■ TASK OBJECTIVE ■
Select and copy out every line in the records containing "document".

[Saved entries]

>>>

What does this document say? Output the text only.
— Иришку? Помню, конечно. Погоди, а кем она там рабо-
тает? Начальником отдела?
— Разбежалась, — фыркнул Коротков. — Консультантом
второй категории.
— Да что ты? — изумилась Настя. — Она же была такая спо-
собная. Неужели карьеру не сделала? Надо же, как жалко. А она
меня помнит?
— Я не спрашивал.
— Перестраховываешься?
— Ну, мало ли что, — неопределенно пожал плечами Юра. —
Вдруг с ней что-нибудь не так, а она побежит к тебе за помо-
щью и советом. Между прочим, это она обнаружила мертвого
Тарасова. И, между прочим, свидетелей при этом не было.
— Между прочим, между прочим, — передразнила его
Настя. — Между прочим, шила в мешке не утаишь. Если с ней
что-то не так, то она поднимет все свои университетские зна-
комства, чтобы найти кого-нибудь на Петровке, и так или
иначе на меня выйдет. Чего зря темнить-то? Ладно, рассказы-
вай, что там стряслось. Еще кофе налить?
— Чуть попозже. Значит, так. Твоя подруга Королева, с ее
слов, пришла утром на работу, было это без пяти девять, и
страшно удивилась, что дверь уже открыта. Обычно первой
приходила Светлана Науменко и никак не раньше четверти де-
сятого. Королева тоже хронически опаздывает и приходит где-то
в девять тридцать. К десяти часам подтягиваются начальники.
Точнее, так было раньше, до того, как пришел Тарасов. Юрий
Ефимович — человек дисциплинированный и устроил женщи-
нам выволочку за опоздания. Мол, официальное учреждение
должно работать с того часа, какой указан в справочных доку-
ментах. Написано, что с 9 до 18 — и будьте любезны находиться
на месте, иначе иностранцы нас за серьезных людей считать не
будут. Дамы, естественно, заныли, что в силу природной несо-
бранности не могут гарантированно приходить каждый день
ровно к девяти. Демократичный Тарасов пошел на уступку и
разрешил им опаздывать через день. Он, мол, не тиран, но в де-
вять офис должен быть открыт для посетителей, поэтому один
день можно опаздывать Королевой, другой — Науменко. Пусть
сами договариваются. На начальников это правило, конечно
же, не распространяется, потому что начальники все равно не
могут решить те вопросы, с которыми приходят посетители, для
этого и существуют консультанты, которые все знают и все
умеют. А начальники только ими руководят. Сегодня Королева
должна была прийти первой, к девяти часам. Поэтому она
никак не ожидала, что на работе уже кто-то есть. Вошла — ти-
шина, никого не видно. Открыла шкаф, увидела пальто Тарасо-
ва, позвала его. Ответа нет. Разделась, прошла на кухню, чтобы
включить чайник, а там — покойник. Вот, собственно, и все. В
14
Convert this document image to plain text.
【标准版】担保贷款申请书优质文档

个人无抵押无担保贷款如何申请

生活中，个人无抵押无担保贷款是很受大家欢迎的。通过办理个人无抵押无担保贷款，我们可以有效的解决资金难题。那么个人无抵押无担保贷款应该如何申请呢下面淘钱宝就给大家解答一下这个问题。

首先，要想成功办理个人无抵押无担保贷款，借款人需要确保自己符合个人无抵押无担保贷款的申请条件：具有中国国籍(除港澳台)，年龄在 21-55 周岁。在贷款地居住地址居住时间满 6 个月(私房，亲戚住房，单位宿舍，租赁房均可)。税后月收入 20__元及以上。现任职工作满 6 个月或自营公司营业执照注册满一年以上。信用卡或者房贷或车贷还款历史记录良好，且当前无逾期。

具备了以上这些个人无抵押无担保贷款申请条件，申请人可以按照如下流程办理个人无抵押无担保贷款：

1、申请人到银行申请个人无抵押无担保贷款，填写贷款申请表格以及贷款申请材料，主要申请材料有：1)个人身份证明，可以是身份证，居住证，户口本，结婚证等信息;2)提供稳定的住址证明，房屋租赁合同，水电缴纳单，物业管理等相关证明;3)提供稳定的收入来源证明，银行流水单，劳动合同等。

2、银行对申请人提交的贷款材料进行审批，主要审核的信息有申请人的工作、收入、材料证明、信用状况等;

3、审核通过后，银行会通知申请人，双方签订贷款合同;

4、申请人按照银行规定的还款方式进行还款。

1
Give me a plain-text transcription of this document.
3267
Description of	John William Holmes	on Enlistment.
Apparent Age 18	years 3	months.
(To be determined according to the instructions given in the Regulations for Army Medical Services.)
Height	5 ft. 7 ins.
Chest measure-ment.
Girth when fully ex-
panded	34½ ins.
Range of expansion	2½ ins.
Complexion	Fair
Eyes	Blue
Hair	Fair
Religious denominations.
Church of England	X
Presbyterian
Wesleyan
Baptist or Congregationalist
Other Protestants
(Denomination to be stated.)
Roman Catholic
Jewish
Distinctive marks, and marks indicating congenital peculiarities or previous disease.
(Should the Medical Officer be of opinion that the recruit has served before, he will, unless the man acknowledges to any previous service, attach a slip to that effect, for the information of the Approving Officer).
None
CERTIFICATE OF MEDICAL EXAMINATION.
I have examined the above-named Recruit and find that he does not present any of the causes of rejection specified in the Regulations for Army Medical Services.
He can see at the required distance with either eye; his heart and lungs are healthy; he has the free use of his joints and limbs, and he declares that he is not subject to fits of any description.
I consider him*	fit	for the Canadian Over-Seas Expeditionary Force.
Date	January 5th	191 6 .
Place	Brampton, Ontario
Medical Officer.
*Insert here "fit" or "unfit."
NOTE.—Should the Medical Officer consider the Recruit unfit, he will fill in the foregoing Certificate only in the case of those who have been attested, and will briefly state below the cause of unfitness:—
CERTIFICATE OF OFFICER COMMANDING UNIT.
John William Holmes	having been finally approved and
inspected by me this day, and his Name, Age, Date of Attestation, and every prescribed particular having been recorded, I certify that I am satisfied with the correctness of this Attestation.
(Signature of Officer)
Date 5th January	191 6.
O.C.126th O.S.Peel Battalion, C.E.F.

<<<

■ WORKED SOLUTION ■
What does this document say? Output the text only.
Convert this document image to plain text.
Give me a plain-text transcription of this document.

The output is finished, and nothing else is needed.